Given instruction 1:
Print the part of the working time judgment starting at "1. Mr. Babinskas" and ending at "not well founded.", word for word.
Given instruction 2:
Carry on writing the working time judgment from its last sentence.

Text section:
━━━━
Neutral Citation: [2016] IEHC 598
THE HIGH COURT
Record No. 2015 No. 204 MCA
IN THE MATTER OF THE ORGANISATION OF WORKING TIME ACT 1997

AND IN THE MATTER OF THE ORGANISATION OF WORKING TIME ACT (DETERMINATION OF PAY FOR HOLIDAYS) REGULATIONS 1997

AND IN THE MATTER OF AN APPEAL PURSUANT TO SECTION 28(6) OF THE 1997 ACT


BETWEEN

ANDRIUS BABIANSKAS
APPELLANT
AND

FIRST GLASS LIMITED

RESPONDENT

JUDGMENT of Mr. Justice Hunt delivered on the 3rd day of October, 2016

1. Mr. Babinskas (“the appellant”) was employed by First Glass Limited (“the respondent”) as a lorry driver for a number of years from 5th September, 2005. This employment relationship has generated disputes and claims in a variety of forums. The claim giving rise to this appeal was lodged with the Labour Court, in which the appellant asserted that he was underpaid in respect of annual leave, that he was similarly underpaid for public holidays, and that the respondent had failed to provide him with the requisite statutory notice of his starting and finishing times. These claims were made pursuant to ss. 20, 21 and 17 of the Organisation of Working Time Act 1997 (“the Act”). The respondent allowed the appellant’s claim in respect of notice of starting and finishing times, but found that the claims in respect of payment for annual leave and public holidays were not well founded.
━━━━
Records provided:
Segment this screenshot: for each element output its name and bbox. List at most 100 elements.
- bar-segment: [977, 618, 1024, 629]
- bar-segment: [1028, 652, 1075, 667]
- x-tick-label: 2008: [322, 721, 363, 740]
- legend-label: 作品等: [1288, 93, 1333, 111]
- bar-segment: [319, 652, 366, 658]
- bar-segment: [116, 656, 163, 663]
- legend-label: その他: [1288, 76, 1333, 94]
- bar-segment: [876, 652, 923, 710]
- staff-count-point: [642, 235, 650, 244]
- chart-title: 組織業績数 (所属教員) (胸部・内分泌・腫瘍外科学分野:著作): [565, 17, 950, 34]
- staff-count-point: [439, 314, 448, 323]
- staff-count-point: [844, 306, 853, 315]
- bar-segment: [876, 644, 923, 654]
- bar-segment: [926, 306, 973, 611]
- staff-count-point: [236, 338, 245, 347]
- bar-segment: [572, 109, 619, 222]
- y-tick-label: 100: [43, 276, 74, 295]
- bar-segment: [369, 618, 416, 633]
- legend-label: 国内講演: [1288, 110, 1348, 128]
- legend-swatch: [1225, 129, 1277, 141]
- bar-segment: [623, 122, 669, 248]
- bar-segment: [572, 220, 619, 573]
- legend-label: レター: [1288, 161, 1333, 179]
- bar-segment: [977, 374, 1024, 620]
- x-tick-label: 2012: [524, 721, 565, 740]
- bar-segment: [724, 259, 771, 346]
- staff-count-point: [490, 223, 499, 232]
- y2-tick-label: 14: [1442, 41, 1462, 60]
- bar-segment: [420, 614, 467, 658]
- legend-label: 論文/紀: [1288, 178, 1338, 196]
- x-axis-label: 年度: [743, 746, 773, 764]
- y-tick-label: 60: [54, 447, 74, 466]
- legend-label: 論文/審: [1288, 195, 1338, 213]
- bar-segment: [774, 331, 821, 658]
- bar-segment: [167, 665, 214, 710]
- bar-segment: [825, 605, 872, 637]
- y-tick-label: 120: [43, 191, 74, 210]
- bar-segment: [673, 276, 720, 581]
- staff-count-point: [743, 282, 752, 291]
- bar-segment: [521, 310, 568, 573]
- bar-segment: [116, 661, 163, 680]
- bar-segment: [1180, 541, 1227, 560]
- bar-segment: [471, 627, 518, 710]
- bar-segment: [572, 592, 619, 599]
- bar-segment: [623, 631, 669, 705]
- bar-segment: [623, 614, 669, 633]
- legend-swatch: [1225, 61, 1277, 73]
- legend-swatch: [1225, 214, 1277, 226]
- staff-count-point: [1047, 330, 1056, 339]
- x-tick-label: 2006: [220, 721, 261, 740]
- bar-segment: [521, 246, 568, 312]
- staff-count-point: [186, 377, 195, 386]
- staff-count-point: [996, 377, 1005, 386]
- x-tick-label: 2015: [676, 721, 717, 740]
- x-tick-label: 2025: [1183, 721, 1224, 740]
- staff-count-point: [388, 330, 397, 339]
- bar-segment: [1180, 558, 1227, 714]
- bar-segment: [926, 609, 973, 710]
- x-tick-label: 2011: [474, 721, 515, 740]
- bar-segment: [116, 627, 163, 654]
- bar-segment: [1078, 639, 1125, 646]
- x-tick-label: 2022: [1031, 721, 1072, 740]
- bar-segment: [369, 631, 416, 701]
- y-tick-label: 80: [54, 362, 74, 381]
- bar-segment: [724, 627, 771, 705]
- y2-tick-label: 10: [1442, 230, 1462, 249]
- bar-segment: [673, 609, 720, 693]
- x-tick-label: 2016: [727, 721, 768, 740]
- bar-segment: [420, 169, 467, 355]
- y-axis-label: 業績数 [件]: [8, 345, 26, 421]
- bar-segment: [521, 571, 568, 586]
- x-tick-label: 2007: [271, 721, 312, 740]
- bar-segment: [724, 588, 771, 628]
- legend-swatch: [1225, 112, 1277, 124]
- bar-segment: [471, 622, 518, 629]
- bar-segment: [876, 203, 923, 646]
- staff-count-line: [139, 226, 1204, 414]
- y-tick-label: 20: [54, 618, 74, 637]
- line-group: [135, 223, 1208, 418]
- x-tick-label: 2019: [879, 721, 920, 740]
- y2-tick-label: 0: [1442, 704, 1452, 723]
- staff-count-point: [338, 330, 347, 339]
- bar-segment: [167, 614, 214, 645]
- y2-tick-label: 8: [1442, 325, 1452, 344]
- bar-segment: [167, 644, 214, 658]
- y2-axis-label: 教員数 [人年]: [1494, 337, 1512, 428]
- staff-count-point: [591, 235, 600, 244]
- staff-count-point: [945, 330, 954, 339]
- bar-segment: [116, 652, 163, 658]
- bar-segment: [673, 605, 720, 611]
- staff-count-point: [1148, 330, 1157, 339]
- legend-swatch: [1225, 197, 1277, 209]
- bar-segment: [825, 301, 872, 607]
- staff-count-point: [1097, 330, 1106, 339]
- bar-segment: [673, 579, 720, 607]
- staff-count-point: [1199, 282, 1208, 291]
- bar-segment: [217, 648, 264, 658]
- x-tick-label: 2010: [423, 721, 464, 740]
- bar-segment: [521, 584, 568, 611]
━━━━
Exercise response 1:
1. Mr. Babinskas (“the appellant”) was employed by First Glass Limited (“the respondent”) as a lorry driver for a number of years from 5th September, 2005. This employment relationship has generated disputes and claims in a variety of forums. The claim giving rise to this appeal was lodged with the Labour Court, in which the appellant asserted that he was underpaid in respect of annual leave, that he was similarly underpaid for public holidays, and that the respondent had failed to provide him with the requisite statutory notice of his starting and finishing times. These claims were made pursuant to ss. 20, 21 and 17 of the Organisation of Working Time Act 1997 (“the Act”). The respondent allowed the appellant’s claim in respect of notice of starting and finishing times, but found that the claims in respect of payment for annual leave and public holidays were not well founded.

Exercise response 2:
2. The appellant appealed the latter determinations by way of originating notice of motion dated 30th June, 2015. The appeal was heard on 7th July, 2016. The appeal was contested by the respondent, and the Labour Court was removed as a notice party by agreement of the remaining parties. In essence, the appeal was based on the contention that the Labour Court erred in law in determining that two of the appellant’s claims were not well founded.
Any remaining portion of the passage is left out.